Source extract:
────

The 1873 Massachusetts gubernatorial election was held on November 4, 1873. Republican Governor William B. Washburn was re-elected to a third term in office over Democrat William Gaston.

==General election==
===Candidates===
- Nathaniel Bartlett (Independent)
- Benjamin Butler, U.S. representative from Lowell (Independent)
- William Gaston, former mayor of Boston (Democratic)
- Henry K. Oliver, former treasurer and receiver-general and mayor of Lawrence (Independent)
- William B. Washburn, incumbent governor (Republican)

────

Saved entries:
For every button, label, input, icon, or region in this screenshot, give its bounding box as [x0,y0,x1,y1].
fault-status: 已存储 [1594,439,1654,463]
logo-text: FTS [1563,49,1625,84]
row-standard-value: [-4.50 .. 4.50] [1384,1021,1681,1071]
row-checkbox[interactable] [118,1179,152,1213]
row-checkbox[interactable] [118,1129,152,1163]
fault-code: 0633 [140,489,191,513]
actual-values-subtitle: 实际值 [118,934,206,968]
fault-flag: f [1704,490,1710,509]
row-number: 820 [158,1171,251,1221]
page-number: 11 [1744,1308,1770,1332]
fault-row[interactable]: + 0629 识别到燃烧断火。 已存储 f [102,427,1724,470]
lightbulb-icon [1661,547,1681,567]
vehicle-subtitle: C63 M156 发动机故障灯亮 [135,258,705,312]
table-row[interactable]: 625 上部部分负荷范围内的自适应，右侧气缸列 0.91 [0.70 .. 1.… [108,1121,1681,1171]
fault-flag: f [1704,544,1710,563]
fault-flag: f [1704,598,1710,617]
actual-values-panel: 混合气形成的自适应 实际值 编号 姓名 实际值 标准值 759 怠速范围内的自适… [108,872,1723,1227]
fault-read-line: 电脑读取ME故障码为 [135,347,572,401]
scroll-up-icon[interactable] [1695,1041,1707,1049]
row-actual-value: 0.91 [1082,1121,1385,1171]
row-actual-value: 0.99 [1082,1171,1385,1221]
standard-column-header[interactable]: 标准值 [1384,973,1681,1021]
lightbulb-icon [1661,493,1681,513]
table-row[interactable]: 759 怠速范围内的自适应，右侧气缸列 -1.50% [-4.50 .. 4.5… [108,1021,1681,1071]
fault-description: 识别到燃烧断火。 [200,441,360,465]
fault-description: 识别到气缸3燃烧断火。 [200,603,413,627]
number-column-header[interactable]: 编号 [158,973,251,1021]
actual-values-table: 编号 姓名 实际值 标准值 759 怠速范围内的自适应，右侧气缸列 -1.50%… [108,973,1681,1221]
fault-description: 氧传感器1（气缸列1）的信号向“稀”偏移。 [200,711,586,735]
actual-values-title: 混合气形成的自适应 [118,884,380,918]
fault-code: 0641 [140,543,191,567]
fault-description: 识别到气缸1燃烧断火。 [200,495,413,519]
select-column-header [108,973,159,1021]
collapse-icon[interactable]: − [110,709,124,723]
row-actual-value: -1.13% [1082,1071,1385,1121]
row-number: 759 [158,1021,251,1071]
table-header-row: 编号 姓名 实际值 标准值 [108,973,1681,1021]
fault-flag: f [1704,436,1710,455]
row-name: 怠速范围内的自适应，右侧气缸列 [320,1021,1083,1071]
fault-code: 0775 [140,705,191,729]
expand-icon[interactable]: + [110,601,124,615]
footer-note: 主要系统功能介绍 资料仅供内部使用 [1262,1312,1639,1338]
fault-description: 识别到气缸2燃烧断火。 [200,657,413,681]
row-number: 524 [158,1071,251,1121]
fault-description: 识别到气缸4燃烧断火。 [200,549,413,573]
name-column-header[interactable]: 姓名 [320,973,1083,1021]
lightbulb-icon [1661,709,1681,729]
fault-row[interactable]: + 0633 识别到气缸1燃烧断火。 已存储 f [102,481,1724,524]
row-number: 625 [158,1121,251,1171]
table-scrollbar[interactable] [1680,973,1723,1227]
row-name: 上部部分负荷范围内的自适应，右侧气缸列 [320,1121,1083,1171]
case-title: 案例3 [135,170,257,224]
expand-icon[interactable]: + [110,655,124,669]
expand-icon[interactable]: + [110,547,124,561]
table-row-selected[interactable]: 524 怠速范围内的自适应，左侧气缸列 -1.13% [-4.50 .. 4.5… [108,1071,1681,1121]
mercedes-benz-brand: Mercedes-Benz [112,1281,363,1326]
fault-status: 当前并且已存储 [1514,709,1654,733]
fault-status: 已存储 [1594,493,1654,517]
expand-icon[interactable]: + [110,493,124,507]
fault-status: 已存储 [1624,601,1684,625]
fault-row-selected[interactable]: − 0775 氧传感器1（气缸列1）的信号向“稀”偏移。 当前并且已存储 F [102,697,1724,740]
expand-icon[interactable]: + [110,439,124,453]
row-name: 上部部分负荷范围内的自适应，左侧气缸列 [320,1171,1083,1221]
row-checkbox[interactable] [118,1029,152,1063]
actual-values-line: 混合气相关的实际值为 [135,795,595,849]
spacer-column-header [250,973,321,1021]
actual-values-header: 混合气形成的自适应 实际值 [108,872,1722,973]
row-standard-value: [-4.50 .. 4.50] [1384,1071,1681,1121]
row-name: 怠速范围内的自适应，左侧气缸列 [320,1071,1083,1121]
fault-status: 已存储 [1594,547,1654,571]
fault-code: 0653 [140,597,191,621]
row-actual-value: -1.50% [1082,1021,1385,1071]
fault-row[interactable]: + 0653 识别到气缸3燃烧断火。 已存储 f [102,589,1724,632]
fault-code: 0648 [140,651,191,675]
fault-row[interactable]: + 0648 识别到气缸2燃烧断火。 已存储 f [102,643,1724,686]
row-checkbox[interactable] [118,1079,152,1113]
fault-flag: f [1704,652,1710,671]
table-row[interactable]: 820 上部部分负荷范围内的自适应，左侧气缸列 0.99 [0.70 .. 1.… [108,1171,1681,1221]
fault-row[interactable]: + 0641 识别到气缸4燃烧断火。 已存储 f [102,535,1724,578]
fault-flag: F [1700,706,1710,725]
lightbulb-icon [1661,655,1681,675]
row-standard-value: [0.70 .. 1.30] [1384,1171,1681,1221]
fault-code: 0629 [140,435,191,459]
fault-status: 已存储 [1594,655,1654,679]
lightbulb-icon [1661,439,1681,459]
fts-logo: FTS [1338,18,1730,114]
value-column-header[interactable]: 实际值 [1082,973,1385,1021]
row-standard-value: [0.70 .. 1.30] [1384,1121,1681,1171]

────

Actions to take:
a) From the 1873 election text, copy the passage starting at "- Benjamin Butler, U.S." and ending at "incumbent governor (Republican)".
b) According to the 1873 election text, what position did Benjamin Butler hold?

Results for the exercise:
a)
- Benjamin Butler, U.S. representative from Lowell (Independent)
- William Gaston, former mayor of Boston (Democratic)
- Henry K. Oliver, former treasurer and receiver-general and mayor of Lawrence (Independent)
- William B. Washburn, incumbent governor (Republican)

b) U.S. representative from Lowell